(Stored data)
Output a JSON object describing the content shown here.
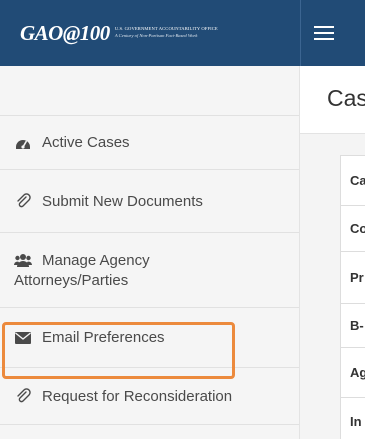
{
  "header": {
    "logo_text": "GAO@100",
    "logo_tagline_1": "U.S. GOVERNMENT ACCOUNTABILITY OFFICE",
    "logo_tagline_2": "A Century of Non-Partisan Fact-Based Work"
  },
  "sidebar": {
    "items": [
      {
        "label": "Active Cases",
        "icon": "tachometer-icon"
      },
      {
        "label": "Submit New Documents",
        "icon": "paperclip-icon"
      },
      {
        "label_line1": "Manage Agency",
        "label_line2": "Attorneys/Parties",
        "icon": "users-icon"
      },
      {
        "label": "Email Preferences",
        "icon": "envelope-icon",
        "highlighted": true
      },
      {
        "label": "Request for Reconsideration",
        "icon": "paperclip-icon"
      }
    ]
  },
  "main": {
    "title": "Cas",
    "table_rows": [
      "Ca",
      "Co",
      "Pr",
      "B-",
      "Ag",
      "In"
    ]
  },
  "colors": {
    "header_bg": "#214b76",
    "sidebar_bg": "#f5f5f5",
    "highlight": "#ec8a3d"
  }
}
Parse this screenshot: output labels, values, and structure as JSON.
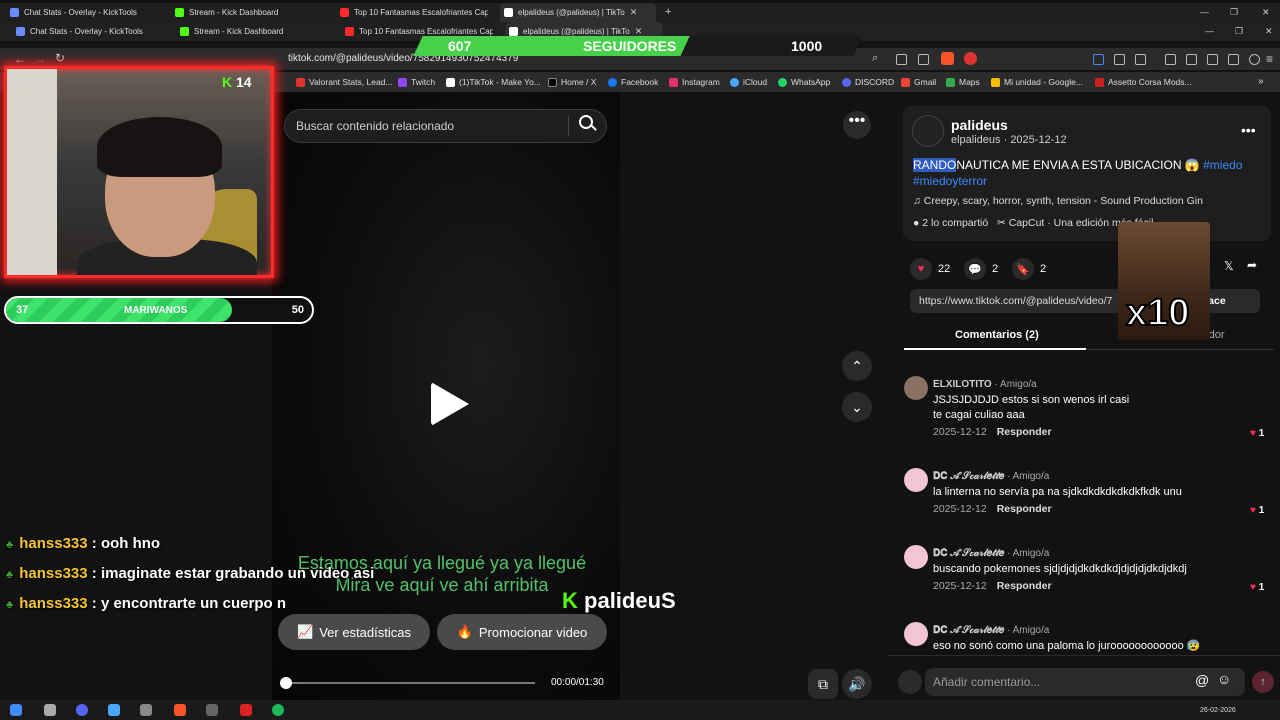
{
  "browser": {
    "tabs_row1": [
      {
        "title": "Chat Stats - Overlay - KickTools",
        "color": "#6b8cff"
      },
      {
        "title": "Stream - Kick Dashboard",
        "color": "#53fc18"
      },
      {
        "title": "Top 10 Fantasmas Escalofriantes Cap",
        "color": "#ff2b2b"
      },
      {
        "title": "elpalideus (@palideus) | TikTo",
        "color": "#ffffff",
        "active": true
      }
    ],
    "tabs_row2": [
      {
        "title": "Chat Stats - Overlay - KickTools",
        "color": "#6b8cff"
      },
      {
        "title": "Stream - Kick Dashboard",
        "color": "#53fc18"
      },
      {
        "title": "Top 10 Fantasmas Escalofriantes Cap",
        "color": "#ff2b2b"
      },
      {
        "title": "elpalideus (@palideus) | TikTo",
        "color": "#ffffff",
        "active": true
      }
    ],
    "url": "tiktok.com/@palideus/video/7582914930752474379",
    "bookmarks": [
      "Valorant Stats, Lead...",
      "Twitch",
      "(1)TikTok - Make Yo...",
      "Home / X",
      "Facebook",
      "Instagram",
      "iCloud",
      "WhatsApp",
      "DISCORD",
      "Gmail",
      "Maps",
      "Mi unidad - Google...",
      "Assetto Corsa Mods..."
    ]
  },
  "overlay": {
    "followers_current": "607",
    "followers_label": "SEGUIDORES",
    "followers_goal": "1000",
    "followers_progress": 0.607,
    "kick_count": "14",
    "goal_current": "37",
    "goal_label": "MARIWANOS",
    "goal_target": "50",
    "goal_progress": 0.74,
    "chat": [
      {
        "user": "hanss333",
        "message": ": ooh hno"
      },
      {
        "user": "hanss333",
        "message": ": imaginate estar grabando un video asi"
      },
      {
        "user": "hanss333",
        "message": ": y encontrarte un cuerpo n"
      }
    ],
    "kick_name": "palideuS",
    "meme_label": "x10"
  },
  "video": {
    "search_placeholder": "Buscar contenido relacionado",
    "subtitle": "Estamos aquí ya llegué ya ya llegué Mira ve aquí ve ahí arribita",
    "stats_button": "Ver estadísticas",
    "promote_button": "Promocionar video",
    "time": "00:00/01:30",
    "progress": 0.0
  },
  "post": {
    "display_name": "palideus",
    "sub": "elpalideus · 2025-12-12",
    "desc_highlight": "RANDO",
    "desc_rest": "NAUTICA ME ENVIA A ESTA UBICACION 😱 ",
    "hashtag1": "#miedo",
    "hashtag2": "#miedoyterror",
    "sound": "♫  Creepy, scary, horror, synth, tension - Sound Production Gin",
    "shared": "2 lo compartió",
    "capcut": "CapCut · Una edición más fácil",
    "likes": "22",
    "comments_count": "2",
    "saves": "2",
    "link": "https://www.tiktok.com/@palideus/video/7",
    "copy_link": "r enlace",
    "tab_comments": "Comentarios (2)",
    "tab_creator": "Videos del creador"
  },
  "comments": [
    {
      "user": "ELXILOTITO",
      "badge": "· Amigo/a",
      "text": "JSJSJDJDJD estos si son wenos irl casi te cagai culiao aaa",
      "date": "2025-12-12",
      "reply": "Responder",
      "likes": "1"
    },
    {
      "user": "𝐃𝐂 𝒜'𝒮𝒸𝒶𝓇𝓁𝑒𝓉𝓉𝑒",
      "badge": "· Amigo/a",
      "text": "la linterna no servía pa na sjdkdkdkdkdkdkfkdk unu",
      "date": "2025-12-12",
      "reply": "Responder",
      "likes": "1"
    },
    {
      "user": "𝐃𝐂 𝒜'𝒮𝒸𝒶𝓇𝓁𝑒𝓉𝓉𝑒",
      "badge": "· Amigo/a",
      "text": "buscando pokemones sjdjdjdjdkdkdkdjdjdjdjdkdjdkdj",
      "date": "2025-12-12",
      "reply": "Responder",
      "likes": "1"
    },
    {
      "user": "𝐃𝐂 𝒜'𝒮𝒸𝒶𝓇𝓁𝑒𝓉𝓉𝑒",
      "badge": "· Amigo/a",
      "text": "eso no sonó como una paloma lo juroooooooooooo 😰",
      "date": "",
      "reply": "",
      "likes": ""
    }
  ],
  "comment_input": {
    "placeholder": "Añadir comentario..."
  },
  "taskbar": {
    "date": "26-02-2026"
  }
}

*Requirement*.
Of the lines in the material above, state how many contain the string "JSON"; give no other text.

*Result*.
2